The request
Examine the material below. Gather every line in which the string "content" appears.

Extracted material
<<<<

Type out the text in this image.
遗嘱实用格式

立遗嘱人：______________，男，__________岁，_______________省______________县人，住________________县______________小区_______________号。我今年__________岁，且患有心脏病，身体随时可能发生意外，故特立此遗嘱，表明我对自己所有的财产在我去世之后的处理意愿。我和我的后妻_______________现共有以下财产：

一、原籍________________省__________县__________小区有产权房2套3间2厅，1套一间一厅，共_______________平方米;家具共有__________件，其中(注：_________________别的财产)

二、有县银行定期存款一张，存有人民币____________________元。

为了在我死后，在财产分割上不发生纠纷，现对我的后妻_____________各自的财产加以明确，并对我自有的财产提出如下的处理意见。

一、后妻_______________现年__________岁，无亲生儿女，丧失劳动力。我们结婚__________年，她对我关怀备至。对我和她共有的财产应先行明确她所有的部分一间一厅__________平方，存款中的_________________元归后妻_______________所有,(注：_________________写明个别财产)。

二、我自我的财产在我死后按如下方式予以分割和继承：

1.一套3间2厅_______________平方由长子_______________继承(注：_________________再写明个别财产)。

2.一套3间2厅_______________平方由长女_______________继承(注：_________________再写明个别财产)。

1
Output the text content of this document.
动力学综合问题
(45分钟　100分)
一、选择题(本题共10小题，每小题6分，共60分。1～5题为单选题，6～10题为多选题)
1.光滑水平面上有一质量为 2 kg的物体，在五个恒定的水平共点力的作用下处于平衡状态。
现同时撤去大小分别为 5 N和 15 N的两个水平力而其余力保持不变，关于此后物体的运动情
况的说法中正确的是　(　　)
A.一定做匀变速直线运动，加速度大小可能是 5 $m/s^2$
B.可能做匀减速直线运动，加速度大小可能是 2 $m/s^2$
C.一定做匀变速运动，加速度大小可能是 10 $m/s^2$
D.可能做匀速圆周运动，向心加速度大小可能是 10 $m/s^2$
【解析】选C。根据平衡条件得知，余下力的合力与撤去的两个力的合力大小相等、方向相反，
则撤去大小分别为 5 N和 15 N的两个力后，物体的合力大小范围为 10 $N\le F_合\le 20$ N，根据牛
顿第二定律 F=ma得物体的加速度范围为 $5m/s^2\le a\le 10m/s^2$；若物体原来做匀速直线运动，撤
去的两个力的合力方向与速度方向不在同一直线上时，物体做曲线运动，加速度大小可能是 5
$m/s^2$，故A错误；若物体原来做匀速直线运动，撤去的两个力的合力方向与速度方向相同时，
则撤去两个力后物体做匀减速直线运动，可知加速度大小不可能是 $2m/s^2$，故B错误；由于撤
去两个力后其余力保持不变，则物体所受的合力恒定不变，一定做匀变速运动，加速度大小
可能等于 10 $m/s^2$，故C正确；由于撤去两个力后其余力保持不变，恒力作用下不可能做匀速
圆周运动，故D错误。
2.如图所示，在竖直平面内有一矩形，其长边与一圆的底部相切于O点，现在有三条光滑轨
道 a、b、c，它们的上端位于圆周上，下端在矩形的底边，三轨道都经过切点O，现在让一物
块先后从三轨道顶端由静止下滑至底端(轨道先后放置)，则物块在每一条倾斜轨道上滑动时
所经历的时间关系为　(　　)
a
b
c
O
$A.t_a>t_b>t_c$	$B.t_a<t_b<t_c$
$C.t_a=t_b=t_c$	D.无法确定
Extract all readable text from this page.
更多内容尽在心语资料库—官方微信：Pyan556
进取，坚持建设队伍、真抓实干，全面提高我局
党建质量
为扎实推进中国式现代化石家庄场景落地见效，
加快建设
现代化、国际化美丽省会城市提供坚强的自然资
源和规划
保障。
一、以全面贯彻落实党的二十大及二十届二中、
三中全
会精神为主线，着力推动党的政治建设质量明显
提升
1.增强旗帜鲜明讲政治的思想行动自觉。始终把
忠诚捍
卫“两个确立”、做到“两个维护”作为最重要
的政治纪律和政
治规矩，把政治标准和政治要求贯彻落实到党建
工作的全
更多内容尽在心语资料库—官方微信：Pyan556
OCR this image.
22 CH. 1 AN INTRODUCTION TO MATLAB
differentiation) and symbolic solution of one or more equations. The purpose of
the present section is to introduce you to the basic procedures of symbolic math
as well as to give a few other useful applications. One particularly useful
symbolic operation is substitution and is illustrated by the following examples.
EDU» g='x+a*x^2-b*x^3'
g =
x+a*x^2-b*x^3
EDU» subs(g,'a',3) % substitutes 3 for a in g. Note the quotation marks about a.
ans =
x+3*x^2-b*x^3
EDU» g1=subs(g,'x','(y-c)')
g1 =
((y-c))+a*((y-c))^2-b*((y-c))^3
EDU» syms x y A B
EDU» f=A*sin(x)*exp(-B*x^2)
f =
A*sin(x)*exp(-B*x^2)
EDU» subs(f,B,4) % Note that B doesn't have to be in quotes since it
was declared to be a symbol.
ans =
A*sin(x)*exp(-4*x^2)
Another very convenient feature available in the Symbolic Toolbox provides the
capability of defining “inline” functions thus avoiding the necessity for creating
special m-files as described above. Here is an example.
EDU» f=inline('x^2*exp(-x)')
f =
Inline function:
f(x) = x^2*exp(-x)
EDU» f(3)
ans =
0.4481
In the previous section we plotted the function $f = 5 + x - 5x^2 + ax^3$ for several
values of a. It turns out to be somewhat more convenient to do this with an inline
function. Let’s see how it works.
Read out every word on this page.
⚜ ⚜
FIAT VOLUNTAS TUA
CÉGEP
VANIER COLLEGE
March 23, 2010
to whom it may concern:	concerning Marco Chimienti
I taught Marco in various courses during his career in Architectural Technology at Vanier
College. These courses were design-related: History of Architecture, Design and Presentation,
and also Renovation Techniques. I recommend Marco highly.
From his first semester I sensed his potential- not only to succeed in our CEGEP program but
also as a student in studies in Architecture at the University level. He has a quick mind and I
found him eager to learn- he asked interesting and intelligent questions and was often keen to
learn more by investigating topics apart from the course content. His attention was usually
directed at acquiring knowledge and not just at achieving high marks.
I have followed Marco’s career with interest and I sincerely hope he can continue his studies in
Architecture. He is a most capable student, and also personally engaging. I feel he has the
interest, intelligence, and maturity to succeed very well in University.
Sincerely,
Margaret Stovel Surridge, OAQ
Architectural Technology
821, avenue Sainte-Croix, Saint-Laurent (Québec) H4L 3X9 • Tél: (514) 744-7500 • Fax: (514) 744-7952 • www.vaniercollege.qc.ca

>>>>

Correct answer
Output the text content of this document.
learn more by investigating topics apart from the course content. His attention was usually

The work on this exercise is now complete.